◆ Given data:
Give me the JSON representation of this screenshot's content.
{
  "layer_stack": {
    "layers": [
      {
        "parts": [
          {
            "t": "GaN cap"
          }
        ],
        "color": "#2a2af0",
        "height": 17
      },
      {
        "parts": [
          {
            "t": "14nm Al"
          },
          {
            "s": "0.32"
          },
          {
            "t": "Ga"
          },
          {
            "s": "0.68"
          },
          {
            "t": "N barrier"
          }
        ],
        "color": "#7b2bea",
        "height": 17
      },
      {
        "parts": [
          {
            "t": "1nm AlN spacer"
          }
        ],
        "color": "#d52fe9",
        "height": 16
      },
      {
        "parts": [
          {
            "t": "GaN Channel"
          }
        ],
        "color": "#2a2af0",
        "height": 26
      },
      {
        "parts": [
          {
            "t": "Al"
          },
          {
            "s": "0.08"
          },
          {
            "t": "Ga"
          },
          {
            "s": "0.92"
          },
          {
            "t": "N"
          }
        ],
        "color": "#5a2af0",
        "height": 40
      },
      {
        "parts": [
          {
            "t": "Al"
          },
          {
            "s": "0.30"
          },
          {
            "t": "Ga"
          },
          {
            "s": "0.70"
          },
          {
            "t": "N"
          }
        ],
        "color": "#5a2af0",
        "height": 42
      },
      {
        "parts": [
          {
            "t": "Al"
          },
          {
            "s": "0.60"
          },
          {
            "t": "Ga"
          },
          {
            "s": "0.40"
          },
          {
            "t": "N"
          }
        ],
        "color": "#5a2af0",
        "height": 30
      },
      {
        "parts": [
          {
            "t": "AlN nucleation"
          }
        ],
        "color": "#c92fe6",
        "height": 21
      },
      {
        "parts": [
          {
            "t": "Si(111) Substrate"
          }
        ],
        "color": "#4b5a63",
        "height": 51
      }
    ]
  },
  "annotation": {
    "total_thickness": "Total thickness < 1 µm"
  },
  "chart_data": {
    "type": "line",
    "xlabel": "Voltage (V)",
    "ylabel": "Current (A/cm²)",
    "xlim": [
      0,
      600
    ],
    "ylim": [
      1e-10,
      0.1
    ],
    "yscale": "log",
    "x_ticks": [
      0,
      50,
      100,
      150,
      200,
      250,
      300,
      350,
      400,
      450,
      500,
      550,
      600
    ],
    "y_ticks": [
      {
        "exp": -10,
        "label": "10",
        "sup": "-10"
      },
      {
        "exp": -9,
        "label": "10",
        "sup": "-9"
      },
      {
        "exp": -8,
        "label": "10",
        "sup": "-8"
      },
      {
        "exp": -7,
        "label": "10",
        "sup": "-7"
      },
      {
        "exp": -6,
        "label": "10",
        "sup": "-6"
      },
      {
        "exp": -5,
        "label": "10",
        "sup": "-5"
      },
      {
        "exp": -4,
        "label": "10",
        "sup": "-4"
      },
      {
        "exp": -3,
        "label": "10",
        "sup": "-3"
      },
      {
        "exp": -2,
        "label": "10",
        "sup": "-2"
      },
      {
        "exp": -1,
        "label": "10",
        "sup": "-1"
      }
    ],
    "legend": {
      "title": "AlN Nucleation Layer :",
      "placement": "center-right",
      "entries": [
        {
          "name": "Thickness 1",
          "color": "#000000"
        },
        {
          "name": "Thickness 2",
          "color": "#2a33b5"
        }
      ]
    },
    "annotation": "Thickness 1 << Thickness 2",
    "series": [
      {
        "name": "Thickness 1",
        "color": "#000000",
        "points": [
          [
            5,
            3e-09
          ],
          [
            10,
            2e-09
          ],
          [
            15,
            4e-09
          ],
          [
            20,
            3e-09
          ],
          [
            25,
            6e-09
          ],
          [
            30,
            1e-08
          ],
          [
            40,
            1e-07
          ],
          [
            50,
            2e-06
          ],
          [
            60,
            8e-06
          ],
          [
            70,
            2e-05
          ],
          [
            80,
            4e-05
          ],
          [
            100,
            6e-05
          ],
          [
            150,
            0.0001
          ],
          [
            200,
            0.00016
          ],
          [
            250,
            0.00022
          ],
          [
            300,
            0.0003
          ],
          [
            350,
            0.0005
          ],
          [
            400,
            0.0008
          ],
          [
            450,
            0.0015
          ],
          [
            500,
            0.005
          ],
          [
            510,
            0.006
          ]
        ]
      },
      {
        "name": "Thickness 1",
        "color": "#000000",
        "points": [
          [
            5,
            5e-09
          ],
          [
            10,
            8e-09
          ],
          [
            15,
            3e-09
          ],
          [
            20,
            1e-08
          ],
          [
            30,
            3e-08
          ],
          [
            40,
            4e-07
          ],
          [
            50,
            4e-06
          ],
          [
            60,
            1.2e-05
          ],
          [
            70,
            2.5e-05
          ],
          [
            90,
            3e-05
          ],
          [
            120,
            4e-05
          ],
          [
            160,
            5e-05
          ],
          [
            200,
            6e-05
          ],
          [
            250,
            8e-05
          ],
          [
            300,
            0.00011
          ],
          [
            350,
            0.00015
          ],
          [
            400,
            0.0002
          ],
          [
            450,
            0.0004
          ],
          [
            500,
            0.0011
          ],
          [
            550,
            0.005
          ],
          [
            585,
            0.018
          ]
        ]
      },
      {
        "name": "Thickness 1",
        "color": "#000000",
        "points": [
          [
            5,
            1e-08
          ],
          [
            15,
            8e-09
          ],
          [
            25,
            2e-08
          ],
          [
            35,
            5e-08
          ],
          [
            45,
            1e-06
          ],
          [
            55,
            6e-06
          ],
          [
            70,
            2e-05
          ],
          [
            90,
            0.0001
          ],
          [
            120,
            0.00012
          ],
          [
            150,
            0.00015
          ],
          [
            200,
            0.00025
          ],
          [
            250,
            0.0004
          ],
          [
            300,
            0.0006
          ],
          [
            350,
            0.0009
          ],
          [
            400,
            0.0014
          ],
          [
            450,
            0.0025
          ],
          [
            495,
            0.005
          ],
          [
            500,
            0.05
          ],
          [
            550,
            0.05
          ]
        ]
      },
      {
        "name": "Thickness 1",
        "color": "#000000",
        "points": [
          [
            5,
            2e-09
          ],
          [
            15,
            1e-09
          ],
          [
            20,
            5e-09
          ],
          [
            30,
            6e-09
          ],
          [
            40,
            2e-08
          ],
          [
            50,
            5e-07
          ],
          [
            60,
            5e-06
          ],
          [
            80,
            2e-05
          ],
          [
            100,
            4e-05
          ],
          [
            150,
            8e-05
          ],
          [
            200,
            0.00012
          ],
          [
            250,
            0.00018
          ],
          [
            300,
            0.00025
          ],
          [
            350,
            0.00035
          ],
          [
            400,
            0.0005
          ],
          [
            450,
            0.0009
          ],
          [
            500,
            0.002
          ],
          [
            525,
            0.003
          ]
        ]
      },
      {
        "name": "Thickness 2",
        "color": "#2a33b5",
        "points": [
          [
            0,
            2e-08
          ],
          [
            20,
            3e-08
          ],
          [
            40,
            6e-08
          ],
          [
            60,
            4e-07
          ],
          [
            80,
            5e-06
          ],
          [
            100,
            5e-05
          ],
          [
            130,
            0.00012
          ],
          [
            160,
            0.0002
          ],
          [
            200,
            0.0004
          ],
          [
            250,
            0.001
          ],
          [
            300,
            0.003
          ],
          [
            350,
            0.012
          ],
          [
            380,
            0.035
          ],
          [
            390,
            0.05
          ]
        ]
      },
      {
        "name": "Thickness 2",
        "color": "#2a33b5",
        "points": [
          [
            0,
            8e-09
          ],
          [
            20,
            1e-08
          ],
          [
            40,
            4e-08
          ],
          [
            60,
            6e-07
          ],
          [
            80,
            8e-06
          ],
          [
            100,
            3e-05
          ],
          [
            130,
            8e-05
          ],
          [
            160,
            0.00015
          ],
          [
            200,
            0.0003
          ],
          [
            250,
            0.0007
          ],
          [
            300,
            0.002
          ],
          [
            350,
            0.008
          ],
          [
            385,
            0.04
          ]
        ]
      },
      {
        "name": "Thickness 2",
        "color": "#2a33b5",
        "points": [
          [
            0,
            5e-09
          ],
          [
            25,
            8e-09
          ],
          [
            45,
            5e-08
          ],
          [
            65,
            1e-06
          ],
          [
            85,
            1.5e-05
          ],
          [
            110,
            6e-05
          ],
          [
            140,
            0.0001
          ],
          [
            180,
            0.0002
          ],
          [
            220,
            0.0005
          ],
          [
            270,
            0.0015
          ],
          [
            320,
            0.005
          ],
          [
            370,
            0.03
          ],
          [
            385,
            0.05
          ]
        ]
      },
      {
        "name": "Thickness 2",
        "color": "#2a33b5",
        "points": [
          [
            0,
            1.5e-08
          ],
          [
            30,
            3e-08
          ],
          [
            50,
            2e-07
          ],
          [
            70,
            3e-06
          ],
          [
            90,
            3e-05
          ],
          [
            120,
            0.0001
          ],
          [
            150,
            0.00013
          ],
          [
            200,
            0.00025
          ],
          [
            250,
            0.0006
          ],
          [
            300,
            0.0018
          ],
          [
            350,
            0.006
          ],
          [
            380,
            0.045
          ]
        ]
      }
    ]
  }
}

◆ What you will do:
Within the material above, find the lines that contain the word "annotation"; copy them.

◆ Output of the task:
  "annotation": {
    "annotation": "Thickness 1 << Thickness 2",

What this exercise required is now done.